Find and copy each line of the records where the string "this" shows up.

┌─ Records supplied

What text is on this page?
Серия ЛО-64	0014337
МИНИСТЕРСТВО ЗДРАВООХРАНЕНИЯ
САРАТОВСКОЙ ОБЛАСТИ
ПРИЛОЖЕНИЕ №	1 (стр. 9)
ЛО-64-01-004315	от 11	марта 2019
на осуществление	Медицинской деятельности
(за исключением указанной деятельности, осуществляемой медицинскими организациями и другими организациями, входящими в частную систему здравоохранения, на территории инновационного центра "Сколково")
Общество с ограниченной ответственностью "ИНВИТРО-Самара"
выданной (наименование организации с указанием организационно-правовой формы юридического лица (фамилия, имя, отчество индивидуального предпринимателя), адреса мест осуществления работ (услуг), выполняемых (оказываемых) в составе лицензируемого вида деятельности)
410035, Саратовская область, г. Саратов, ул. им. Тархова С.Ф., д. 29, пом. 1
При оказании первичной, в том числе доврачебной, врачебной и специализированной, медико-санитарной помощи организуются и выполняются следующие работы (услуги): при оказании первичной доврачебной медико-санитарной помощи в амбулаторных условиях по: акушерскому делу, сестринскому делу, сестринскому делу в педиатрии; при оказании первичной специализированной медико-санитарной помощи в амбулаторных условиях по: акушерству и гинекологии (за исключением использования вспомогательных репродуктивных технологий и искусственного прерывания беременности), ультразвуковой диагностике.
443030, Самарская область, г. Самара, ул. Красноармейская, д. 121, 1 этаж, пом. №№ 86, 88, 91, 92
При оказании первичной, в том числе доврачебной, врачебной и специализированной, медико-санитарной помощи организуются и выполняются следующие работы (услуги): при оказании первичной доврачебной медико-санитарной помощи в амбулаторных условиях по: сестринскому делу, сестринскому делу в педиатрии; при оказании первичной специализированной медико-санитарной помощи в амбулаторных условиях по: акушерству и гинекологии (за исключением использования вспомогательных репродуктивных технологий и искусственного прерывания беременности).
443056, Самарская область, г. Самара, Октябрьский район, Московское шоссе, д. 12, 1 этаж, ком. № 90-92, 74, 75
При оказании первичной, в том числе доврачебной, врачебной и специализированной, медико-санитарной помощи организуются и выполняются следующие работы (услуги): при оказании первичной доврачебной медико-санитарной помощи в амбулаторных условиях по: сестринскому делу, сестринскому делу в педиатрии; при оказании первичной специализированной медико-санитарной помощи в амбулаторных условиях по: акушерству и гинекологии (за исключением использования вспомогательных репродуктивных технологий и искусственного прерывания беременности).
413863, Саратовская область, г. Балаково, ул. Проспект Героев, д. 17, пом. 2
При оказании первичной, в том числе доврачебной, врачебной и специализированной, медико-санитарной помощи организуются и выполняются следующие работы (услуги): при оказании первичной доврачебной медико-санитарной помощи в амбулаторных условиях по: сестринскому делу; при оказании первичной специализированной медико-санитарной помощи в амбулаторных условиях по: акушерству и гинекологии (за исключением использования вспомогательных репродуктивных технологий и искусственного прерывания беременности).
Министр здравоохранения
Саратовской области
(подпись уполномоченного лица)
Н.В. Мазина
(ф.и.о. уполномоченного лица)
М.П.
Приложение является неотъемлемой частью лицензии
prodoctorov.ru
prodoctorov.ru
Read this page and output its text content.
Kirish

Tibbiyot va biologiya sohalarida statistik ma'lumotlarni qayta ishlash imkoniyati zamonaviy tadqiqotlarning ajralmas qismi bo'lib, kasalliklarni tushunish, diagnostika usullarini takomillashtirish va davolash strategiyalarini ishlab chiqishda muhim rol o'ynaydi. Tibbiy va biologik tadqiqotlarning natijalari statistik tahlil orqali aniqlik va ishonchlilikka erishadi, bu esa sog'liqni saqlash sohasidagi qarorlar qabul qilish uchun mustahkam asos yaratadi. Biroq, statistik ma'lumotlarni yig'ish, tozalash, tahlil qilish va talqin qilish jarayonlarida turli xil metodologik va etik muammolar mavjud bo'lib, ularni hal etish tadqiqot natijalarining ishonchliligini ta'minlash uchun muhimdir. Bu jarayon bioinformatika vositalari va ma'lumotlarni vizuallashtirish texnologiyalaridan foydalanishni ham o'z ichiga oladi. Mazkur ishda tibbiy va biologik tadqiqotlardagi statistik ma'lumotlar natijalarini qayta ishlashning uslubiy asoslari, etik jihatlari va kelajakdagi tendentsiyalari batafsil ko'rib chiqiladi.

└─

- **Reply**
What text is on this page?
Read this page and output its text content.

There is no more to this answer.